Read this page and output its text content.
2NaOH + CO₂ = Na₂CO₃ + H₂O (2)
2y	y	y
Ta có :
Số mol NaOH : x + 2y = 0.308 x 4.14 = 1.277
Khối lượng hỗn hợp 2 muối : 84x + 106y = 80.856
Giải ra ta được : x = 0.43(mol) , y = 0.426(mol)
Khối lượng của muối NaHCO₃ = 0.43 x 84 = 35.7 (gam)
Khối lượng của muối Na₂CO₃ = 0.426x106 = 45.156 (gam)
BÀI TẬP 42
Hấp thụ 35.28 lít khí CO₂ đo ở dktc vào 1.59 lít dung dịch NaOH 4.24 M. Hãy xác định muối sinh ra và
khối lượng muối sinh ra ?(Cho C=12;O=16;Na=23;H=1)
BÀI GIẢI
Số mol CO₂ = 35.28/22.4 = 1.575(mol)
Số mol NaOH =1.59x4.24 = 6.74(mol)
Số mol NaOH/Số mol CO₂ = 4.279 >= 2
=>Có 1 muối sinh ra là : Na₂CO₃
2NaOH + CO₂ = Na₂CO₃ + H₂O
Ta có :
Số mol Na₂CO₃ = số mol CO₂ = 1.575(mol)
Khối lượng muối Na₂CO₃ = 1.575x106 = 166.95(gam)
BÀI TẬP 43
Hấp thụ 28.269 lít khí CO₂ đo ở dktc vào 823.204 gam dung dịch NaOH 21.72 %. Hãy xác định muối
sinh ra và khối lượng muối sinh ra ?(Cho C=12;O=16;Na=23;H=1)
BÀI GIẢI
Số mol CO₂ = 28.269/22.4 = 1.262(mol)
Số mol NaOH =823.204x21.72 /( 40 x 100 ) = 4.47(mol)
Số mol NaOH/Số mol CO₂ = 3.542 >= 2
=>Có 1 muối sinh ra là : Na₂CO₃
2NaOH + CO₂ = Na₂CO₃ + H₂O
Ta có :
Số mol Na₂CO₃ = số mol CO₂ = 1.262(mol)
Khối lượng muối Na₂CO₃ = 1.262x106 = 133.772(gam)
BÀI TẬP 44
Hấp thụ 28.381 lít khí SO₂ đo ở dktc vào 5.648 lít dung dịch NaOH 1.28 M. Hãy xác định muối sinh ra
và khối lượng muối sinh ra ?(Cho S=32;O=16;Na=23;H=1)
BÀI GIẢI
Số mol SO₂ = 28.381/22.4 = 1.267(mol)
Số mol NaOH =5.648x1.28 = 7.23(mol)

★ ★ ★ ★

- _Written task_
Nothing should be left out: repeat all of the data exactly.

- _Solution for this task_
Read this page and output its text content.
2NaOH + CO₂ = Na₂CO₃ + H₂O (2)
2y	y	y
Ta có :
Số mol NaOH : x + 2y = 0.308 x 4.14 = 1.277
Khối lượng hỗn hợp 2 muối : 84x + 106y = 80.856
Giải ra ta được : x = 0.43(mol) , y = 0.426(mol)
Khối lượng của muối NaHCO₃ = 0.43 x 84 = 35.7 (gam)
Khối lượng của muối Na₂CO₃ = 0.426x106 = 45.156 (gam)
BÀI TẬP 42
Hấp thụ 35.28 lít khí CO₂ đo ở dktc vào 1.59 lít dung dịch NaOH 4.24 M. Hãy xác định muối sinh ra và
khối lượng muối sinh ra ?(Cho C=12;O=16;Na=23;H=1)
BÀI GIẢI
Số mol CO₂ = 35.28/22.4 = 1.575(mol)
Số mol NaOH =1.59x4.24 = 6.74(mol)
Số mol NaOH/Số mol CO₂ = 4.279 >= 2
=>Có 1 muối sinh ra là : Na₂CO₃
2NaOH + CO₂ = Na₂CO₃ + H₂O
Ta có :
Số mol Na₂CO₃ = số mol CO₂ = 1.575(mol)
Khối lượng muối Na₂CO₃ = 1.575x106 = 166.95(gam)
BÀI TẬP 43
Hấp thụ 28.269 lít khí CO₂ đo ở dktc vào 823.204 gam dung dịch NaOH 21.72 %. Hãy xác định muối
sinh ra và khối lượng muối sinh ra ?(Cho C=12;O=16;Na=23;H=1)
BÀI GIẢI
Số mol CO₂ = 28.269/22.4 = 1.262(mol)
Số mol NaOH =823.204x21.72 /( 40 x 100 ) = 4.47(mol)
Số mol NaOH/Số mol CO₂ = 3.542 >= 2
=>Có 1 muối sinh ra là : Na₂CO₃
2NaOH + CO₂ = Na₂CO₃ + H₂O
Ta có :
Số mol Na₂CO₃ = số mol CO₂ = 1.262(mol)
Khối lượng muối Na₂CO₃ = 1.262x106 = 133.772(gam)
BÀI TẬP 44
Hấp thụ 28.381 lít khí SO₂ đo ở dktc vào 5.648 lít dung dịch NaOH 1.28 M. Hãy xác định muối sinh ra
và khối lượng muối sinh ra ?(Cho S=32;O=16;Na=23;H=1)
BÀI GIẢI
Số mol SO₂ = 28.381/22.4 = 1.267(mol)
Số mol NaOH =5.648x1.28 = 7.23(mol)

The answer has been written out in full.